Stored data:
------------------------------------

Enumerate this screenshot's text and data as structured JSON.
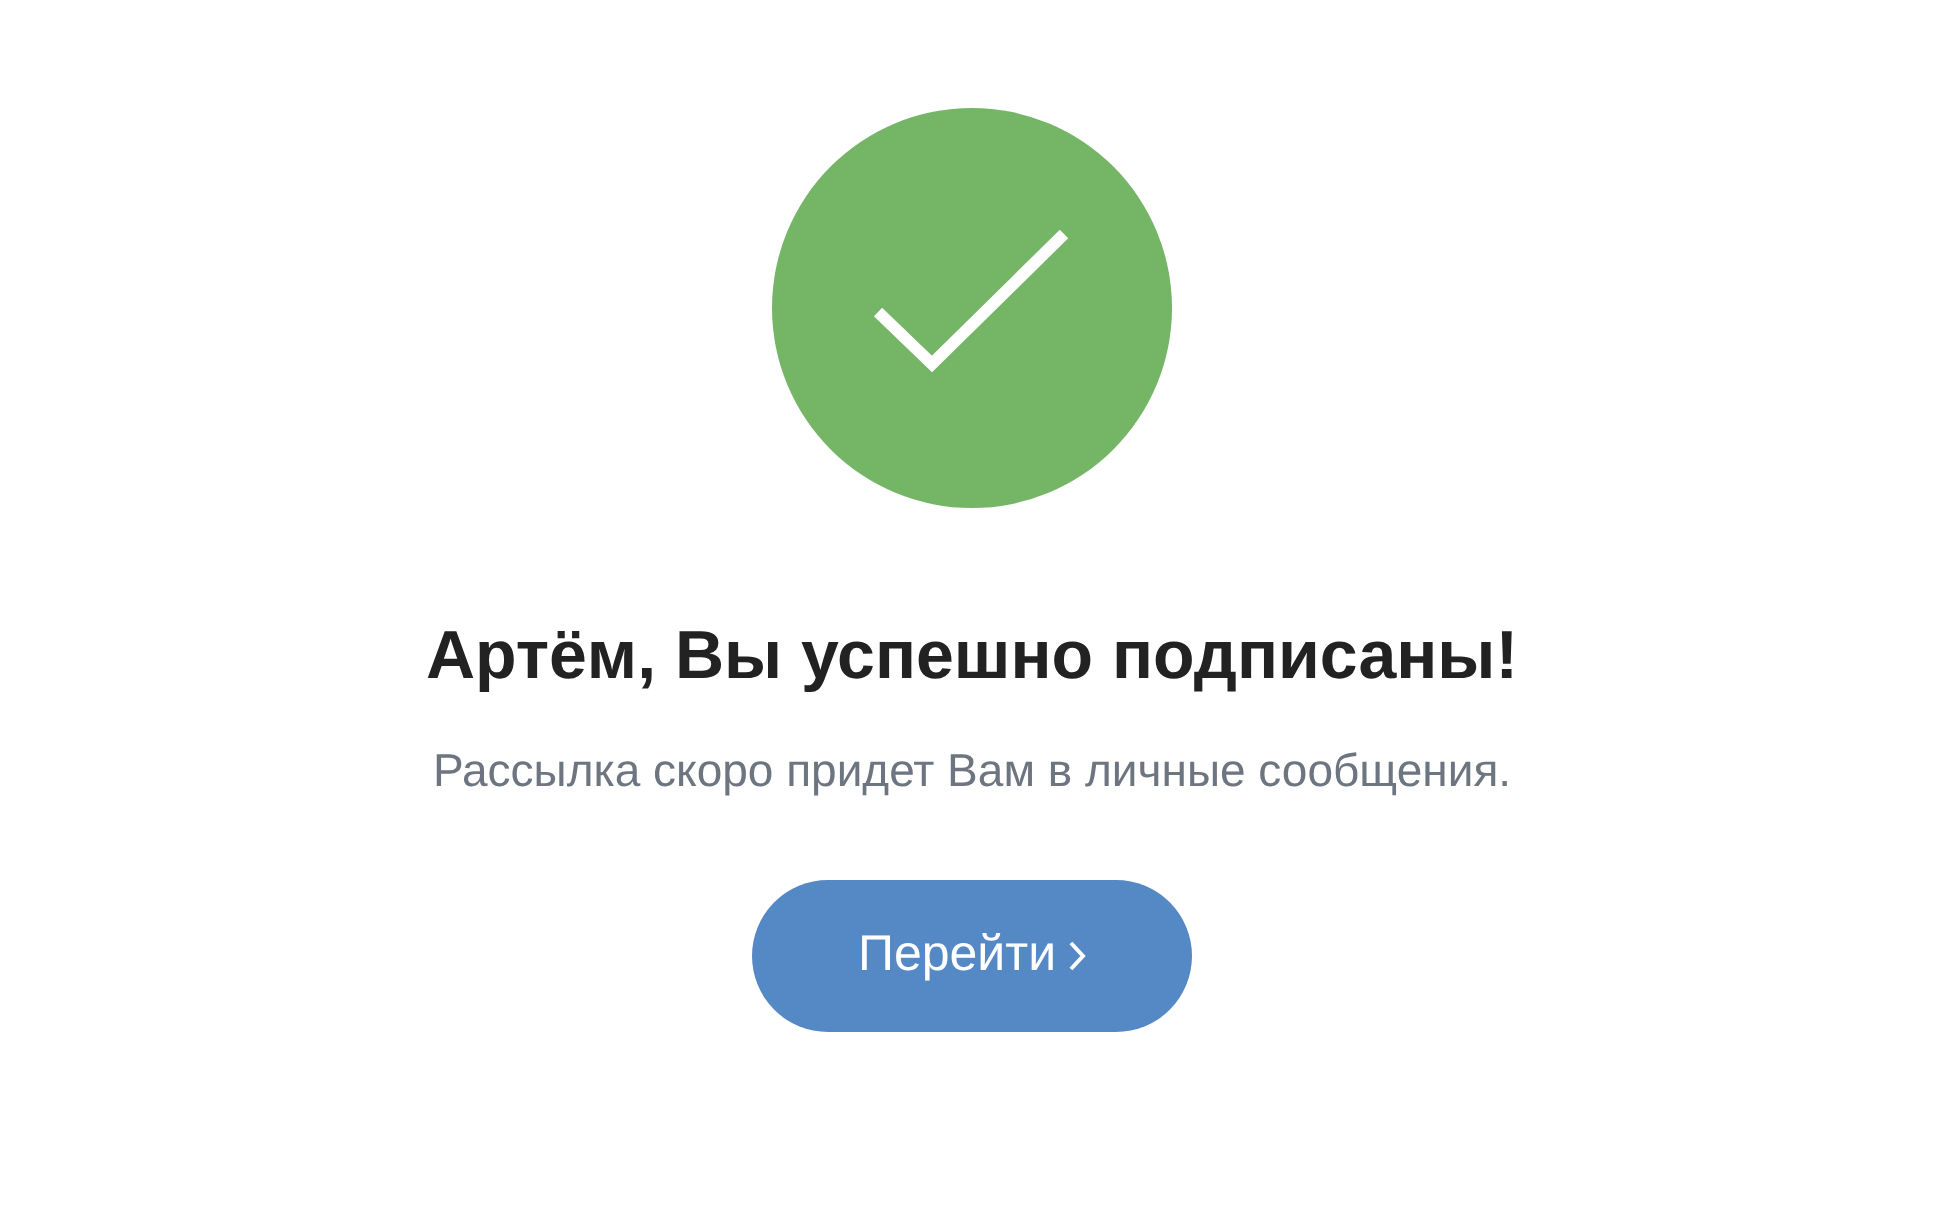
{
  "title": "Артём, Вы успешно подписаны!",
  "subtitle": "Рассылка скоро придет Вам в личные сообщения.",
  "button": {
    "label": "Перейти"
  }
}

------------------------------------

Task goal: The records shown above are to be repeated exactly, with the pictures left out.

Final answer:
Enumerate this screenshot's text and data as structured JSON.
{
  "title": "Артём, Вы успешно подписаны!",
  "subtitle": "Рассылка скоро придет Вам в личные сообщения.",
  "button": {
    "label": "Перейти"
  }
}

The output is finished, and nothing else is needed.